What the exercise asks
Rewrite each of the entries below with "bbox" changed to "box" wherever it appears, keeping everything else the same. Leave out the pictures.
┌─ Data to use
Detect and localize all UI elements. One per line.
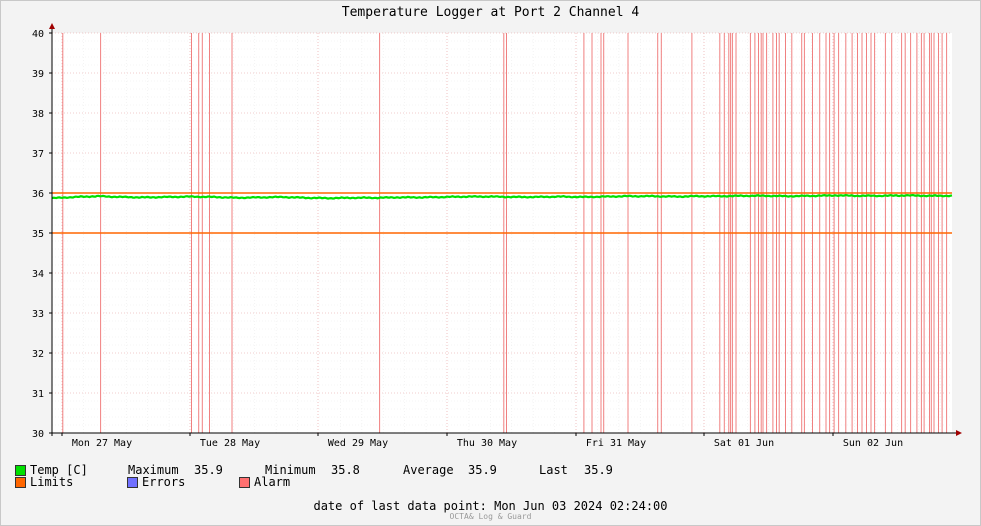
minimum-value: 35.8 bbox=[331, 463, 360, 477]
limit-lines bbox=[52, 192, 952, 234]
x-tick-label: Wed 29 May bbox=[328, 438, 388, 449]
y-tick-label: 31 bbox=[32, 389, 44, 400]
y-tick-label: 35 bbox=[32, 229, 44, 240]
x-tick-label: Fri 31 May bbox=[586, 438, 646, 449]
limits-swatch bbox=[15, 477, 26, 488]
temp-series bbox=[51, 193, 953, 200]
y-tick-label: 38 bbox=[32, 109, 44, 120]
maximum-label: Maximum bbox=[128, 463, 179, 477]
average-value: 35.9 bbox=[468, 463, 497, 477]
maximum-value: 35.9 bbox=[194, 463, 223, 477]
temp-legend-label: Temp [C] bbox=[30, 463, 88, 477]
y-tick-label: 32 bbox=[32, 349, 44, 360]
chart-title: Temperature Logger at Port 2 Channel 4 bbox=[341, 5, 640, 20]
errors-legend-label: Errors bbox=[142, 475, 186, 489]
last-value: 35.9 bbox=[584, 463, 613, 477]
axes bbox=[49, 23, 962, 436]
x-axis-arrow bbox=[956, 430, 962, 436]
y-axis-arrow bbox=[49, 23, 55, 29]
limits-legend-label: Limits bbox=[30, 475, 74, 489]
y-tick-label: 30 bbox=[32, 429, 44, 440]
average-label: Average bbox=[403, 463, 454, 477]
y-tick-label: 37 bbox=[32, 149, 44, 160]
x-tick-label: Sun 02 Jun bbox=[843, 438, 903, 449]
last-label: Last bbox=[539, 463, 568, 477]
x-tick-label: Sat 01 Jun bbox=[714, 438, 774, 449]
last-data-point: date of last data point: Mon Jun 03 2024… bbox=[313, 499, 668, 513]
x-tick-label: Tue 28 May bbox=[200, 438, 260, 449]
temp-swatch bbox=[15, 465, 26, 476]
y-tick-label: 36 bbox=[32, 189, 44, 200]
y-tick-label: 40 bbox=[32, 29, 44, 40]
y-tick-label: 33 bbox=[32, 309, 44, 320]
alarm-swatch bbox=[239, 477, 250, 488]
y-tick-labels: 30 31 32 33 34 35 36 37 38 39 40 bbox=[32, 29, 44, 440]
credit-text: OCTA& Log & Guard bbox=[449, 512, 532, 521]
alarm-legend-label: Alarm bbox=[254, 475, 291, 489]
y-tick-label: 34 bbox=[32, 269, 44, 280]
temp-series-line bbox=[51, 193, 953, 200]
errors-swatch bbox=[127, 477, 138, 488]
x-tick-label: Mon 27 May bbox=[72, 438, 132, 449]
x-tick-labels: Mon 27 May Tue 28 May Wed 29 May Thu 30 May… bbox=[72, 438, 903, 449]
x-tick-label: Thu 30 May bbox=[457, 438, 517, 449]
y-tick-label: 39 bbox=[32, 69, 44, 80]
minimum-label: Minimum bbox=[265, 463, 316, 477]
└─
Answer
Detect and localize all UI elements. One per line.
minimum-value: 35.8 box=[331, 463, 360, 477]
limit-lines box=[52, 192, 952, 234]
x-tick-label: Wed 29 May box=[328, 438, 388, 449]
y-tick-label: 31 box=[32, 389, 44, 400]
y-tick-label: 35 box=[32, 229, 44, 240]
x-tick-label: Fri 31 May box=[586, 438, 646, 449]
limits-swatch box=[15, 477, 26, 488]
temp-series box=[51, 193, 953, 200]
y-tick-label: 38 box=[32, 109, 44, 120]
maximum-label: Maximum box=[128, 463, 179, 477]
average-value: 35.9 box=[468, 463, 497, 477]
maximum-value: 35.9 box=[194, 463, 223, 477]
temp-legend-label: Temp [C] box=[30, 463, 88, 477]
y-tick-label: 32 box=[32, 349, 44, 360]
chart-title: Temperature Logger at Port 2 Channel 4 box=[341, 5, 640, 20]
errors-legend-label: Errors box=[142, 475, 186, 489]
last-value: 35.9 box=[584, 463, 613, 477]
axes box=[49, 23, 962, 436]
x-axis-arrow box=[956, 430, 962, 436]
y-axis-arrow box=[49, 23, 55, 29]
limits-legend-label: Limits box=[30, 475, 74, 489]
y-tick-label: 30 box=[32, 429, 44, 440]
average-label: Average box=[403, 463, 454, 477]
y-tick-label: 37 box=[32, 149, 44, 160]
x-tick-label: Sun 02 Jun box=[843, 438, 903, 449]
last-label: Last box=[539, 463, 568, 477]
x-tick-label: Sat 01 Jun box=[714, 438, 774, 449]
last-data-point: date of last data point: Mon Jun 03 2024… box=[313, 499, 668, 513]
x-tick-label: Tue 28 May box=[200, 438, 260, 449]
temp-swatch box=[15, 465, 26, 476]
y-tick-label: 36 box=[32, 189, 44, 200]
y-tick-label: 40 box=[32, 29, 44, 40]
y-tick-label: 33 box=[32, 309, 44, 320]
alarm-swatch box=[239, 477, 250, 488]
y-tick-labels: 30 31 32 33 34 35 36 37 38 39 40 box=[32, 29, 44, 440]
credit-text: OCTA& Log & Guard box=[449, 512, 532, 521]
alarm-legend-label: Alarm box=[254, 475, 291, 489]
y-tick-label: 34 box=[32, 269, 44, 280]
temp-series-line box=[51, 193, 953, 200]
errors-swatch box=[127, 477, 138, 488]
x-tick-label: Mon 27 May box=[72, 438, 132, 449]
x-tick-labels: Mon 27 May Tue 28 May Wed 29 May Thu 30 May… box=[72, 438, 903, 449]
x-tick-label: Thu 30 May box=[457, 438, 517, 449]
y-tick-label: 39 box=[32, 69, 44, 80]
minimum-label: Minimum box=[265, 463, 316, 477]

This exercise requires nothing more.